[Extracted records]

======

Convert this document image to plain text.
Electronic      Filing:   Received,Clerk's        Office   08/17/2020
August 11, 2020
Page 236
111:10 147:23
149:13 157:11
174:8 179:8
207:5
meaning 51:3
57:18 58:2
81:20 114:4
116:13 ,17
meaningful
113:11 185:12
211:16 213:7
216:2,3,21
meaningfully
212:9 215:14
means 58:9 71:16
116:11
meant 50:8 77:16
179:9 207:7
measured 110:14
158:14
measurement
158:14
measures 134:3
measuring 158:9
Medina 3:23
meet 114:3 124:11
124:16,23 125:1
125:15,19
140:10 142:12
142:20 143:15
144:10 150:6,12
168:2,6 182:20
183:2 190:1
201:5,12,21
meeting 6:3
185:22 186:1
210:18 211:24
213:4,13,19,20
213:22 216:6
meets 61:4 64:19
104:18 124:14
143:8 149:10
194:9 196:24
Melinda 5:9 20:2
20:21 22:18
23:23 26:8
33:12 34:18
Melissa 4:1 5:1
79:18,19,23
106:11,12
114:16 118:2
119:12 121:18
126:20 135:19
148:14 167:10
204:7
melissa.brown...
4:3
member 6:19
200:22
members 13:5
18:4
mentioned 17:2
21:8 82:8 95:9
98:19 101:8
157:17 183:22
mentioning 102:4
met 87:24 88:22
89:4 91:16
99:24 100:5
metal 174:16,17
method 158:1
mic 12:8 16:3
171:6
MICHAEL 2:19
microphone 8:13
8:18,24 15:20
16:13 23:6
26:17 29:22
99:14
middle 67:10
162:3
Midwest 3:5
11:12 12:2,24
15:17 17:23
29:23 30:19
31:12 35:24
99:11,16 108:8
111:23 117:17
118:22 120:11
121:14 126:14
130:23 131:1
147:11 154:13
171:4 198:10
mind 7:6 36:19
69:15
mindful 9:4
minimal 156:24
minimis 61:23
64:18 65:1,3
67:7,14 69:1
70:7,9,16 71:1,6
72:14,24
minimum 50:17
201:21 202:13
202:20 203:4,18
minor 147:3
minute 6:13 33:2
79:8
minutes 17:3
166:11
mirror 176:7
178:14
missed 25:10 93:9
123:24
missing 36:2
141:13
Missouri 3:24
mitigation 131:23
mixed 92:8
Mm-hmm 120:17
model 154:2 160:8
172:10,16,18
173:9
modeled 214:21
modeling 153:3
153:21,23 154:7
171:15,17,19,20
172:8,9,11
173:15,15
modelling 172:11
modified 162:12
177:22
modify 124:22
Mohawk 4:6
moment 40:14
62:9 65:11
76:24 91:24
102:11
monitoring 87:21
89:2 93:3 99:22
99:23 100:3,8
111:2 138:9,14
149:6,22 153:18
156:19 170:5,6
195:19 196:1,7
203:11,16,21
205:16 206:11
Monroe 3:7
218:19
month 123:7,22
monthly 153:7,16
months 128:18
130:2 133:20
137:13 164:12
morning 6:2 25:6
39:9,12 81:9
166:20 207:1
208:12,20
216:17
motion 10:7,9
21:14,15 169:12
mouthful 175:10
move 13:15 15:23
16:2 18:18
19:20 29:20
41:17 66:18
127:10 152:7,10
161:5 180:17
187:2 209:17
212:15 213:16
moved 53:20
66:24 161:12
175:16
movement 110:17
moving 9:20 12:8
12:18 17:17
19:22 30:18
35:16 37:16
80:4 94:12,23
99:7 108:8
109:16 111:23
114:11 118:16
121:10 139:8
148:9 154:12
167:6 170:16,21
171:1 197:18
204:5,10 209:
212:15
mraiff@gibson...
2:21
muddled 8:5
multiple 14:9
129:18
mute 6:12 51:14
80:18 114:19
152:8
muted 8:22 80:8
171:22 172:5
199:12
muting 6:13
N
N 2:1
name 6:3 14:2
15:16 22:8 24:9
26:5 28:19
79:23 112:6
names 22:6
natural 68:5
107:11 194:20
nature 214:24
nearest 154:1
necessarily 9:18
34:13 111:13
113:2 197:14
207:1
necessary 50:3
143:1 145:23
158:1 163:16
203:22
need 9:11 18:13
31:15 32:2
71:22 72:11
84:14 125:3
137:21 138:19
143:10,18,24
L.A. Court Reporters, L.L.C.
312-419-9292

======

Without leaving anything out, give the entries again exactly.

Convert this document image to plain text.
Electronic      Filing:   Received,Clerk's        Office   08/17/2020
August 11, 2020
Page 236
111:10 147:23
149:13 157:11
174:8 179:8
207:5
meaning 51:3
57:18 58:2
81:20 114:4
116:13 ,17
meaningful
113:11 185:12
211:16 213:7
216:2,3,21
meaningfully
212:9 215:14
means 58:9 71:16
116:11
meant 50:8 77:16
179:9 207:7
measured 110:14
158:14
measurement
158:14
measures 134:3
measuring 158:9
Medina 3:23
meet 114:3 124:11
124:16,23 125:1
125:15,19
140:10 142:12
142:20 143:15
144:10 150:6,12
168:2,6 182:20
183:2 190:1
201:5,12,21
meeting 6:3
185:22 186:1
210:18 211:24
213:4,13,19,20
213:22 216:6
meets 61:4 64:19
104:18 124:14
143:8 149:10
194:9 196:24
Melinda 5:9 20:2
20:21 22:18
23:23 26:8
33:12 34:18
Melissa 4:1 5:1
79:18,19,23
106:11,12
114:16 118:2
119:12 121:18
126:20 135:19
148:14 167:10
204:7
melissa.brown...
4:3
member 6:19
200:22
members 13:5
18:4
mentioned 17:2
21:8 82:8 95:9
98:19 101:8
157:17 183:22
mentioning 102:4
met 87:24 88:22
89:4 91:16
99:24 100:5
metal 174:16,17
method 158:1
mic 12:8 16:3
171:6
MICHAEL 2:19
microphone 8:13
8:18,24 15:20
16:13 23:6
26:17 29:22
99:14
middle 67:10
162:3
Midwest 3:5
11:12 12:2,24
15:17 17:23
29:23 30:19
31:12 35:24
99:11,16 108:8
111:23 117:17
118:22 120:11
121:14 126:14
130:23 131:1
147:11 154:13
171:4 198:10
mind 7:6 36:19
69:15
mindful 9:4
minimal 156:24
minimis 61:23
64:18 65:1,3
67:7,14 69:1
70:7,9,16 71:1,6
72:14,24
minimum 50:17
201:21 202:13
202:20 203:4,18
minor 147:3
minute 6:13 33:2
79:8
minutes 17:3
166:11
mirror 176:7
178:14
missed 25:10 93:9
123:24
missing 36:2
141:13
Missouri 3:24
mitigation 131:23
mixed 92:8
Mm-hmm 120:17
model 154:2 160:8
172:10,16,18
173:9
modeled 214:21
modeling 153:3
153:21,23 154:7
171:15,17,19,20
172:8,9,11
173:15,15
modelling 172:11
modified 162:12
177:22
modify 124:22
Mohawk 4:6
moment 40:14
62:9 65:11
76:24 91:24
102:11
monitoring 87:21
89:2 93:3 99:22
99:23 100:3,8
111:2 138:9,14
149:6,22 153:18
156:19 170:5,6
195:19 196:1,7
203:11,16,21
205:16 206:11
Monroe 3:7
218:19
month 123:7,22
monthly 153:7,16
months 128:18
130:2 133:20
137:13 164:12
morning 6:2 25:6
39:9,12 81:9
166:20 207:1
208:12,20
216:17
motion 10:7,9
21:14,15 169:12
mouthful 175:10
move 13:15 15:23
16:2 18:18
19:20 29:20
41:17 66:18
127:10 152:7,10
161:5 180:17
187:2 209:17
212:15 213:16
moved 53:20
66:24 161:12
175:16
movement 110:17
moving 9:20 12:8
12:18 17:17
19:22 30:18
35:16 37:16
80:4 94:12,23
99:7 108:8
109:16 111:23
114:11 118:16
121:10 139:8
148:9 154:12
167:6 170:16,21
171:1 197:18
204:5,10 209:
212:15
mraiff@gibson...
2:21
muddled 8:5
multiple 14:9
129:18
mute 6:12 51:14
80:18 114:19
152:8
muted 8:22 80:8
171:22 172:5
199:12
muting 6:13
N
N 2:1
name 6:3 14:2
15:16 22:8 24:9
26:5 28:19
79:23 112:6
names 22:6
natural 68:5
107:11 194:20
nature 214:24
nearest 154:1
necessarily 9:18
34:13 111:13
113:2 197:14
207:1
necessary 50:3
143:1 145:23
158:1 163:16
203:22
need 9:11 18:13
31:15 32:2
71:22 72:11
84:14 125:3
137:21 138:19
143:10,18,24
L.A. Court Reporters, L.L.C.
312-419-9292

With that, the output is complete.